§ **DIRECTIONS FOR THIS TASK**
Reproduce the records below line for line without altering any character, and leave the pictures out of your output.

Annotated region listings:
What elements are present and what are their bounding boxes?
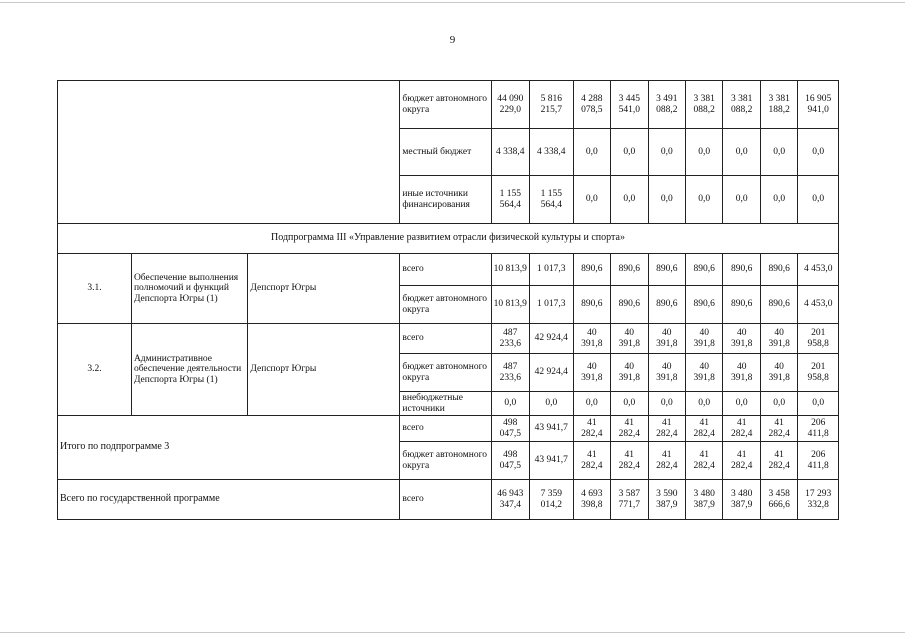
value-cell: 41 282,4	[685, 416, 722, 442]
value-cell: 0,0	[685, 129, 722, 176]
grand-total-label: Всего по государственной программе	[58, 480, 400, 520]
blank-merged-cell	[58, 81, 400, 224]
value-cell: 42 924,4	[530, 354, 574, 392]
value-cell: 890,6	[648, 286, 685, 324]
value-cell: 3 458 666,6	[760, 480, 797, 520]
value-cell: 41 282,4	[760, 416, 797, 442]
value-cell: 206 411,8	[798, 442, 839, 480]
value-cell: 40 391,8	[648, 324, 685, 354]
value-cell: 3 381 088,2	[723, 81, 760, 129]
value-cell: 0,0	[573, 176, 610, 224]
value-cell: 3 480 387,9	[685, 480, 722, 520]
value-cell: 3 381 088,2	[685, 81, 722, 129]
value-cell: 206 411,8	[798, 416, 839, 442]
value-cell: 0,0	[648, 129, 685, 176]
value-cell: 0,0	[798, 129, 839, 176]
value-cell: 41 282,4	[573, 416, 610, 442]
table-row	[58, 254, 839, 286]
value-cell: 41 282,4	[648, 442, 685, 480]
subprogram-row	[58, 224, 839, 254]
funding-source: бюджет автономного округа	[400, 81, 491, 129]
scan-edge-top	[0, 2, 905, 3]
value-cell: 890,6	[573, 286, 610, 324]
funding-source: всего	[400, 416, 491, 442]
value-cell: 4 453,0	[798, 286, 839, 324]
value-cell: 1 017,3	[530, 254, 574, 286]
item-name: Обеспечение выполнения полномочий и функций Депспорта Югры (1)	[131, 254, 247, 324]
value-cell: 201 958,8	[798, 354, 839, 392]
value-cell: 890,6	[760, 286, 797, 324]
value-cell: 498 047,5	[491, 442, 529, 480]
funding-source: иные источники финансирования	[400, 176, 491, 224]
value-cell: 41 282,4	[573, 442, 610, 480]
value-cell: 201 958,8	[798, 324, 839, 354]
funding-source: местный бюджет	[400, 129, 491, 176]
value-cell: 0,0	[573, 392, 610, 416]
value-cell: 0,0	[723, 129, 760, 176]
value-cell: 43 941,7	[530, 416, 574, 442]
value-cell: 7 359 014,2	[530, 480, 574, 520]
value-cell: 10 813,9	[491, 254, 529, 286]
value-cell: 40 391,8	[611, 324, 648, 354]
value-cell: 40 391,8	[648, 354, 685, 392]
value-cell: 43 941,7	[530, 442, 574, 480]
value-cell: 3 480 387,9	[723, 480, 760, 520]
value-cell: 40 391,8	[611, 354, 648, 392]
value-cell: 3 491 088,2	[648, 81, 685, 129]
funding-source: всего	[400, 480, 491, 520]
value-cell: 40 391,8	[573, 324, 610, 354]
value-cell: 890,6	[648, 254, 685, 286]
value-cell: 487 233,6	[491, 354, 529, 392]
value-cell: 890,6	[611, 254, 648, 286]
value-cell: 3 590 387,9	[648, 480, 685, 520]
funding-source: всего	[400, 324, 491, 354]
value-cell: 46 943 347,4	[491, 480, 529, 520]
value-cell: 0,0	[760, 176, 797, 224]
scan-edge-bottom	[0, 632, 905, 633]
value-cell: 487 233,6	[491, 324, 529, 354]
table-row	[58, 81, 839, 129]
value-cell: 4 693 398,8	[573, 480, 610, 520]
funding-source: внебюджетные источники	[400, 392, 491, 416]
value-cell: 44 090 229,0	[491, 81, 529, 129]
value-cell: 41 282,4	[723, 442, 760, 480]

§ **EXERCISE RESULT**
What elements are present and what are their bounding boxes?
value-cell: 41 282,4	[685, 416, 722, 442]
value-cell: 0,0	[685, 129, 722, 176]
grand-total-label: Всего по государственной программе	[58, 480, 400, 520]
blank-merged-cell	[58, 81, 400, 224]
value-cell: 42 924,4	[530, 354, 574, 392]
value-cell: 890,6	[648, 286, 685, 324]
value-cell: 3 458 666,6	[760, 480, 797, 520]
value-cell: 41 282,4	[760, 416, 797, 442]
value-cell: 206 411,8	[798, 442, 839, 480]
value-cell: 40 391,8	[648, 324, 685, 354]
value-cell: 3 381 088,2	[723, 81, 760, 129]
value-cell: 0,0	[573, 176, 610, 224]
value-cell: 3 480 387,9	[685, 480, 722, 520]
value-cell: 3 381 088,2	[685, 81, 722, 129]
value-cell: 206 411,8	[798, 416, 839, 442]
value-cell: 0,0	[648, 129, 685, 176]
value-cell: 0,0	[798, 129, 839, 176]
value-cell: 41 282,4	[573, 416, 610, 442]
table-row	[58, 254, 839, 286]
value-cell: 41 282,4	[648, 442, 685, 480]
subprogram-row	[58, 224, 839, 254]
funding-source: бюджет автономного округа	[400, 81, 491, 129]
scan-edge-top	[0, 2, 905, 3]
value-cell: 890,6	[573, 286, 610, 324]
funding-source: всего	[400, 416, 491, 442]
value-cell: 4 453,0	[798, 286, 839, 324]
value-cell: 1 017,3	[530, 254, 574, 286]
item-name: Обеспечение выполнения полномочий и функций Депспорта Югры (1)	[131, 254, 247, 324]
value-cell: 201 958,8	[798, 354, 839, 392]
value-cell: 890,6	[760, 286, 797, 324]
value-cell: 498 047,5	[491, 442, 529, 480]
funding-source: иные источники финансирования	[400, 176, 491, 224]
value-cell: 41 282,4	[573, 442, 610, 480]
value-cell: 201 958,8	[798, 324, 839, 354]
funding-source: местный бюджет	[400, 129, 491, 176]
value-cell: 0,0	[573, 392, 610, 416]
value-cell: 0,0	[723, 129, 760, 176]
value-cell: 43 941,7	[530, 416, 574, 442]
value-cell: 7 359 014,2	[530, 480, 574, 520]
value-cell: 10 813,9	[491, 254, 529, 286]
value-cell: 40 391,8	[611, 324, 648, 354]
value-cell: 40 391,8	[648, 354, 685, 392]
value-cell: 43 941,7	[530, 442, 574, 480]
value-cell: 3 480 387,9	[723, 480, 760, 520]
value-cell: 40 391,8	[611, 354, 648, 392]
value-cell: 3 491 088,2	[648, 81, 685, 129]
funding-source: всего	[400, 480, 491, 520]
value-cell: 40 391,8	[573, 324, 610, 354]
value-cell: 890,6	[648, 254, 685, 286]
value-cell: 487 233,6	[491, 354, 529, 392]
value-cell: 890,6	[611, 254, 648, 286]
value-cell: 3 590 387,9	[648, 480, 685, 520]
funding-source: всего	[400, 324, 491, 354]
value-cell: 46 943 347,4	[491, 480, 529, 520]
value-cell: 0,0	[760, 176, 797, 224]
scan-edge-bottom	[0, 632, 905, 633]
value-cell: 487 233,6	[491, 324, 529, 354]
table-row	[58, 81, 839, 129]
value-cell: 4 693 398,8	[573, 480, 610, 520]
funding-source: внебюджетные источники	[400, 392, 491, 416]
value-cell: 44 090 229,0	[491, 81, 529, 129]
value-cell: 41 282,4	[723, 442, 760, 480]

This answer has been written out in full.